* [Do this] Copy every line in which the string "STRONGLY" occurs.

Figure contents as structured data
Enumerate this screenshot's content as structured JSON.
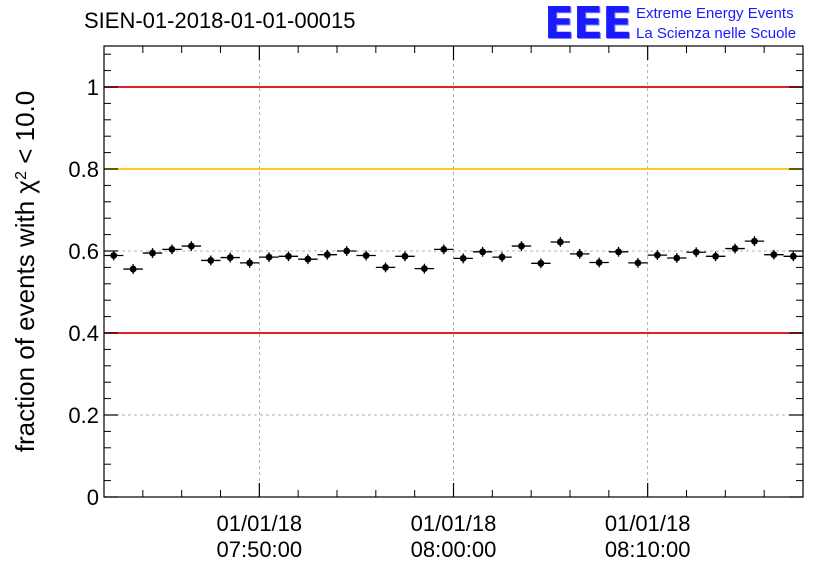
{
  "title": "SIEN-01-2018-01-01-00015",
  "logo": {
    "mark": "EEE",
    "line1": "Extreme Energy Events",
    "line2": "La Scienza nelle Scuole",
    "color": "#1a1aff"
  },
  "chart_data": {
    "type": "scatter",
    "title": "SIEN-01-2018-01-01-00015",
    "ylabel": "fraction of events with χ² < 10.0",
    "ylabel_parts": {
      "prefix": "fraction of events with ",
      "chi": "χ",
      "sup": "2",
      "suffix": " < 10.0"
    },
    "xlabel": "",
    "ylim": [
      0,
      1.1
    ],
    "y_ticks": [
      0,
      0.2,
      0.4,
      0.6,
      0.8,
      1
    ],
    "y_tick_labels": [
      "0",
      "0.2",
      "0.4",
      "0.6",
      "0.8",
      "1"
    ],
    "xlim_minutes": [
      -16,
      20
    ],
    "x_ticks_minutes": [
      -8,
      2,
      12
    ],
    "x_tick_labels": [
      {
        "date": "01/01/18",
        "time": "07:50:00"
      },
      {
        "date": "01/01/18",
        "time": "08:00:00"
      },
      {
        "date": "01/01/18",
        "time": "08:10:00"
      }
    ],
    "grid": true,
    "reference_lines": [
      {
        "y": 1.0,
        "color": "#e00000"
      },
      {
        "y": 0.8,
        "color": "#ffc000"
      },
      {
        "y": 0.4,
        "color": "#e00000"
      }
    ],
    "bin_width_minutes": 1,
    "x": [
      -15.5,
      -14.5,
      -13.5,
      -12.5,
      -11.5,
      -10.5,
      -9.5,
      -8.5,
      -7.5,
      -6.5,
      -5.5,
      -4.5,
      -3.5,
      -2.5,
      -1.5,
      -0.5,
      0.5,
      1.5,
      2.5,
      3.5,
      4.5,
      5.5,
      6.5,
      7.5,
      8.5,
      9.5,
      10.5,
      11.5,
      12.5,
      13.5,
      14.5,
      15.5,
      16.5,
      17.5,
      18.5,
      19.5
    ],
    "values": [
      0.589,
      0.556,
      0.595,
      0.604,
      0.612,
      0.577,
      0.584,
      0.571,
      0.585,
      0.587,
      0.58,
      0.591,
      0.6,
      0.589,
      0.56,
      0.587,
      0.557,
      0.604,
      0.582,
      0.598,
      0.585,
      0.612,
      0.57,
      0.622,
      0.593,
      0.572,
      0.598,
      0.571,
      0.59,
      0.583,
      0.597,
      0.587,
      0.606,
      0.624,
      0.591,
      0.587
    ],
    "error": 0.012,
    "marker_color": "#000000"
  }
}
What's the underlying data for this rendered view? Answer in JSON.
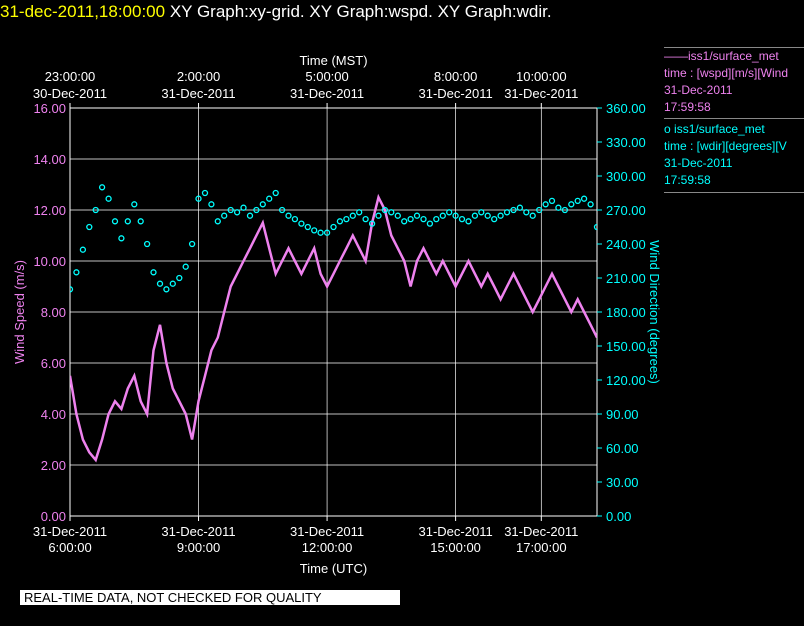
{
  "header": {
    "timestamp": "31-dec-2011,18:00:00",
    "graphs": [
      "XY Graph:xy-grid.",
      "XY Graph:wspd.",
      "XY Graph:wdir."
    ]
  },
  "legend": [
    {
      "marker": "——",
      "source": "iss1/surface_met",
      "series": "time : [wspd][m/s][Wind",
      "date": "31-Dec-2011",
      "time": "17:59:58",
      "color": "#ee82ee"
    },
    {
      "marker": "o",
      "source": "iss1/surface_met",
      "series": "time : [wdir][degrees][V",
      "date": "31-Dec-2011",
      "time": "17:59:58",
      "color": "#00ffff"
    }
  ],
  "footer": {
    "quality_note": "REAL-TIME DATA, NOT CHECKED FOR QUALITY"
  },
  "chart_data": {
    "type": "line",
    "xlabel_bottom": "Time (UTC)",
    "xlabel_top": "Time (MST)",
    "ylabel_left": "Wind Speed (m/s)",
    "ylabel_right": "Wind Direction (degrees)",
    "x_range_utc_hours": [
      6.0,
      18.3
    ],
    "ylim_left": [
      0,
      16
    ],
    "ylim_right": [
      0,
      360
    ],
    "grid": true,
    "colors": {
      "speed": "#ee82ee",
      "direction": "#00ffff",
      "grid": "#ffffff",
      "axis_right": "#00ffff"
    },
    "bottom_ticks": [
      {
        "hour": 6.0,
        "date": "31-Dec-2011",
        "time": "6:00:00"
      },
      {
        "hour": 9.0,
        "date": "31-Dec-2011",
        "time": "9:00:00"
      },
      {
        "hour": 12.0,
        "date": "31-Dec-2011",
        "time": "12:00:00"
      },
      {
        "hour": 15.0,
        "date": "31-Dec-2011",
        "time": "15:00:00"
      },
      {
        "hour": 17.0,
        "date": "31-Dec-2011",
        "time": "17:00:00"
      }
    ],
    "top_ticks": [
      {
        "hour": 6.0,
        "time": "23:00:00",
        "date": "30-Dec-2011"
      },
      {
        "hour": 9.0,
        "time": "2:00:00",
        "date": "31-Dec-2011"
      },
      {
        "hour": 12.0,
        "time": "5:00:00",
        "date": "31-Dec-2011"
      },
      {
        "hour": 15.0,
        "time": "8:00:00",
        "date": "31-Dec-2011"
      },
      {
        "hour": 17.0,
        "time": "10:00:00",
        "date": "31-Dec-2011"
      }
    ],
    "left_ticks": [
      "0.00",
      "2.00",
      "4.00",
      "6.00",
      "8.00",
      "10.00",
      "12.00",
      "14.00",
      "16.00"
    ],
    "right_ticks": [
      "0.00",
      "30.00",
      "60.00",
      "90.00",
      "120.00",
      "150.00",
      "180.00",
      "210.00",
      "240.00",
      "270.00",
      "300.00",
      "330.00",
      "360.00"
    ],
    "series": [
      {
        "name": "wspd",
        "axis": "left",
        "x": [
          6.0,
          6.15,
          6.3,
          6.45,
          6.6,
          6.75,
          6.9,
          7.05,
          7.2,
          7.35,
          7.5,
          7.65,
          7.8,
          7.95,
          8.1,
          8.25,
          8.4,
          8.55,
          8.7,
          8.85,
          9.0,
          9.15,
          9.3,
          9.45,
          9.6,
          9.75,
          9.9,
          10.05,
          10.2,
          10.35,
          10.5,
          10.65,
          10.8,
          10.95,
          11.1,
          11.25,
          11.4,
          11.55,
          11.7,
          11.85,
          12.0,
          12.15,
          12.3,
          12.45,
          12.6,
          12.75,
          12.9,
          13.05,
          13.2,
          13.35,
          13.5,
          13.65,
          13.8,
          13.95,
          14.1,
          14.25,
          14.4,
          14.55,
          14.7,
          14.85,
          15.0,
          15.15,
          15.3,
          15.45,
          15.6,
          15.75,
          15.9,
          16.05,
          16.2,
          16.35,
          16.5,
          16.65,
          16.8,
          16.95,
          17.1,
          17.25,
          17.4,
          17.55,
          17.7,
          17.85,
          18.0,
          18.15,
          18.3
        ],
        "values": [
          5.5,
          4.0,
          3.0,
          2.5,
          2.2,
          3.0,
          4.0,
          4.5,
          4.2,
          5.0,
          5.5,
          4.5,
          4.0,
          6.5,
          7.5,
          6.0,
          5.0,
          4.5,
          4.0,
          3.0,
          4.5,
          5.5,
          6.5,
          7.0,
          8.0,
          9.0,
          9.5,
          10.0,
          10.5,
          11.0,
          11.5,
          10.5,
          9.5,
          10.0,
          10.5,
          10.0,
          9.5,
          10.0,
          10.5,
          9.5,
          9.0,
          9.5,
          10.0,
          10.5,
          11.0,
          10.5,
          10.0,
          11.5,
          12.5,
          12.0,
          11.0,
          10.5,
          10.0,
          9.0,
          10.0,
          10.5,
          10.0,
          9.5,
          10.0,
          9.5,
          9.0,
          9.5,
          10.0,
          9.5,
          9.0,
          9.5,
          9.0,
          8.5,
          9.0,
          9.5,
          9.0,
          8.5,
          8.0,
          8.5,
          9.0,
          9.5,
          9.0,
          8.5,
          8.0,
          8.5,
          8.0,
          7.5,
          7.0
        ]
      },
      {
        "name": "wdir",
        "axis": "right",
        "x": [
          6.0,
          6.15,
          6.3,
          6.45,
          6.6,
          6.75,
          6.9,
          7.05,
          7.2,
          7.35,
          7.5,
          7.65,
          7.8,
          7.95,
          8.1,
          8.25,
          8.4,
          8.55,
          8.7,
          8.85,
          9.0,
          9.15,
          9.3,
          9.45,
          9.6,
          9.75,
          9.9,
          10.05,
          10.2,
          10.35,
          10.5,
          10.65,
          10.8,
          10.95,
          11.1,
          11.25,
          11.4,
          11.55,
          11.7,
          11.85,
          12.0,
          12.15,
          12.3,
          12.45,
          12.6,
          12.75,
          12.9,
          13.05,
          13.2,
          13.35,
          13.5,
          13.65,
          13.8,
          13.95,
          14.1,
          14.25,
          14.4,
          14.55,
          14.7,
          14.85,
          15.0,
          15.15,
          15.3,
          15.45,
          15.6,
          15.75,
          15.9,
          16.05,
          16.2,
          16.35,
          16.5,
          16.65,
          16.8,
          16.95,
          17.1,
          17.25,
          17.4,
          17.55,
          17.7,
          17.85,
          18.0,
          18.15,
          18.3
        ],
        "values": [
          200,
          215,
          235,
          255,
          270,
          290,
          280,
          260,
          245,
          260,
          275,
          260,
          240,
          215,
          205,
          200,
          205,
          210,
          220,
          240,
          280,
          285,
          275,
          260,
          265,
          270,
          268,
          272,
          265,
          270,
          275,
          280,
          285,
          270,
          265,
          262,
          258,
          255,
          252,
          250,
          250,
          255,
          260,
          262,
          265,
          268,
          262,
          258,
          265,
          270,
          268,
          265,
          260,
          262,
          265,
          262,
          258,
          262,
          265,
          268,
          265,
          262,
          260,
          265,
          268,
          265,
          262,
          265,
          268,
          270,
          272,
          268,
          265,
          270,
          275,
          278,
          272,
          270,
          275,
          278,
          280,
          275,
          255
        ]
      }
    ]
  }
}
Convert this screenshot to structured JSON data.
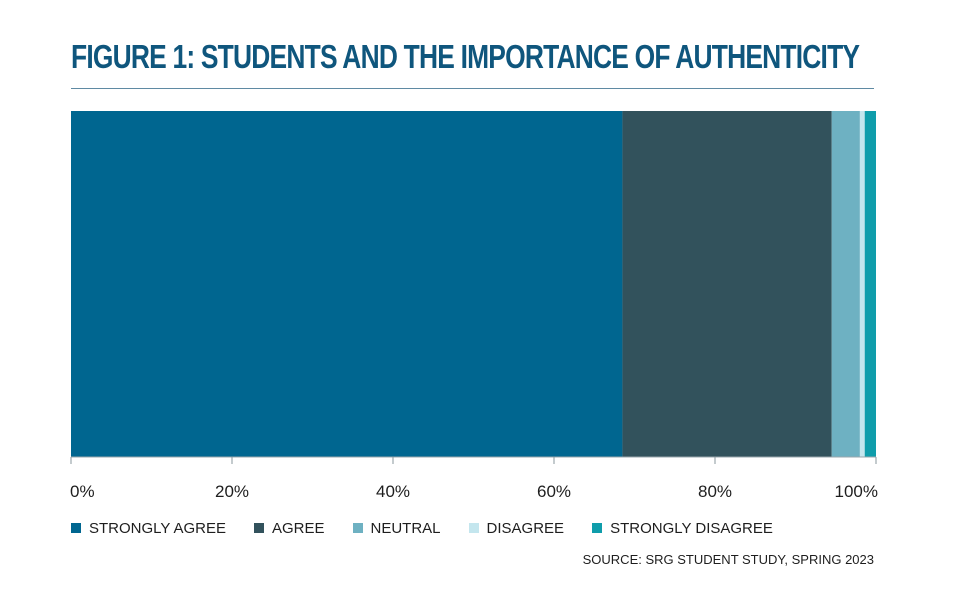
{
  "chart_data": {
    "type": "bar",
    "orientation": "horizontal",
    "stacked": true,
    "title": "FIGURE 1: STUDENTS AND THE IMPORTANCE OF AUTHENTICITY",
    "xlim": [
      0,
      100
    ],
    "x_ticks": [
      "0%",
      "20%",
      "40%",
      "60%",
      "80%",
      "100%"
    ],
    "series": [
      {
        "name": "STRONGLY AGREE",
        "values": [
          68.5
        ],
        "color": "#006690"
      },
      {
        "name": "AGREE",
        "values": [
          26.0
        ],
        "color": "#32525c"
      },
      {
        "name": "NEUTRAL",
        "values": [
          3.5
        ],
        "color": "#6eb1c2"
      },
      {
        "name": "DISAGREE",
        "values": [
          0.6
        ],
        "color": "#c4e6ee"
      },
      {
        "name": "STRONGLY DISAGREE",
        "values": [
          1.4
        ],
        "color": "#0f9dab"
      }
    ],
    "legend_position": "bottom-left",
    "grid": false,
    "source": "SOURCE: SRG STUDENT STUDY, SPRING 2023"
  }
}
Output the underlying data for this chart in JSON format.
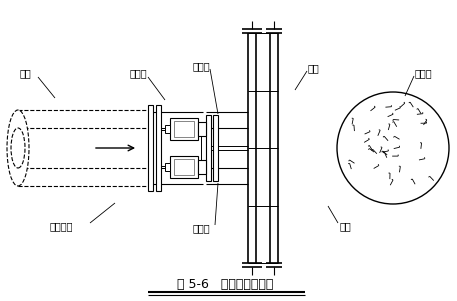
{
  "title": "图 5-6   钢管横撑安装图",
  "bg_color": "#ffffff",
  "line_color": "#000000",
  "labels": {
    "steel_tube": "钢管",
    "live_joint": "活络头",
    "live_joint_end": "活络端头",
    "jack_top": "千斤顶",
    "jack_bottom": "千斤顶",
    "steel_beam": "钢梁",
    "wailing": "围檩",
    "bored_pile": "灌注桩"
  },
  "fig_width": 4.57,
  "fig_height": 3.01,
  "dpi": 100
}
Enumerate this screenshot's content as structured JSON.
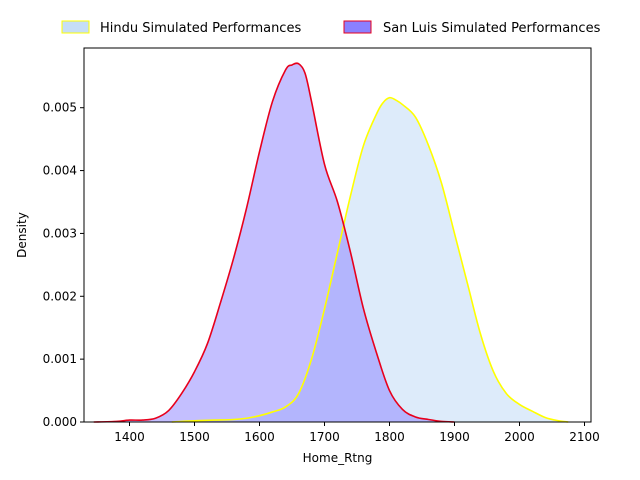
{
  "chart_data": {
    "type": "area",
    "title": "",
    "xlabel": "Home_Rtng",
    "ylabel": "Density",
    "xlim": [
      1330,
      2110
    ],
    "ylim": [
      0,
      0.00595
    ],
    "xticks": [
      1400,
      1500,
      1600,
      1700,
      1800,
      1900,
      2000,
      2100
    ],
    "xtick_labels": [
      "1400",
      "1500",
      "1600",
      "1700",
      "1800",
      "1900",
      "2000",
      "2100"
    ],
    "yticks": [
      0,
      0.001,
      0.002,
      0.003,
      0.004,
      0.005
    ],
    "ytick_labels": [
      "0.000",
      "0.001",
      "0.002",
      "0.003",
      "0.004",
      "0.005"
    ],
    "grid": false,
    "legend_position": "top, above plot",
    "series": [
      {
        "name": "Hindu Simulated Performances",
        "fill_color": "#c6def7",
        "line_color": "#ffff00",
        "x": [
          1465,
          1500,
          1530,
          1560,
          1580,
          1600,
          1620,
          1640,
          1660,
          1680,
          1700,
          1720,
          1740,
          1760,
          1780,
          1790,
          1800,
          1810,
          1820,
          1840,
          1860,
          1880,
          1900,
          1920,
          1940,
          1960,
          1980,
          2000,
          2020,
          2040,
          2060,
          2075
        ],
        "y": [
          0.0,
          2e-05,
          3e-05,
          4e-05,
          6e-05,
          0.0001,
          0.00016,
          0.00024,
          0.00045,
          0.001,
          0.0018,
          0.0027,
          0.0036,
          0.0044,
          0.0049,
          0.00508,
          0.00516,
          0.00512,
          0.00505,
          0.00485,
          0.0044,
          0.0038,
          0.003,
          0.0022,
          0.0014,
          0.0008,
          0.00045,
          0.00028,
          0.00017,
          7e-05,
          2e-05,
          0.0
        ]
      },
      {
        "name": "San Luis Simulated Performances",
        "fill_color": "#8a80ff",
        "line_color": "#e8001c",
        "x": [
          1345,
          1380,
          1400,
          1420,
          1440,
          1460,
          1480,
          1500,
          1520,
          1540,
          1560,
          1580,
          1600,
          1620,
          1640,
          1650,
          1660,
          1670,
          1680,
          1700,
          1720,
          1740,
          1760,
          1780,
          1800,
          1820,
          1840,
          1860,
          1880,
          1900
        ],
        "y": [
          0.0,
          1e-05,
          3e-05,
          3e-05,
          6e-05,
          0.00018,
          0.00045,
          0.0008,
          0.00125,
          0.0019,
          0.0026,
          0.0034,
          0.0043,
          0.0051,
          0.0056,
          0.00568,
          0.0057,
          0.00555,
          0.0051,
          0.0041,
          0.0035,
          0.0027,
          0.0018,
          0.0011,
          0.0005,
          0.0002,
          8e-05,
          4e-05,
          1e-05,
          0.0
        ]
      }
    ]
  }
}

* [Response to the exercise]
        "name": "STRONGLY AGREE",
        "name": "STRONGLY DISAGREE",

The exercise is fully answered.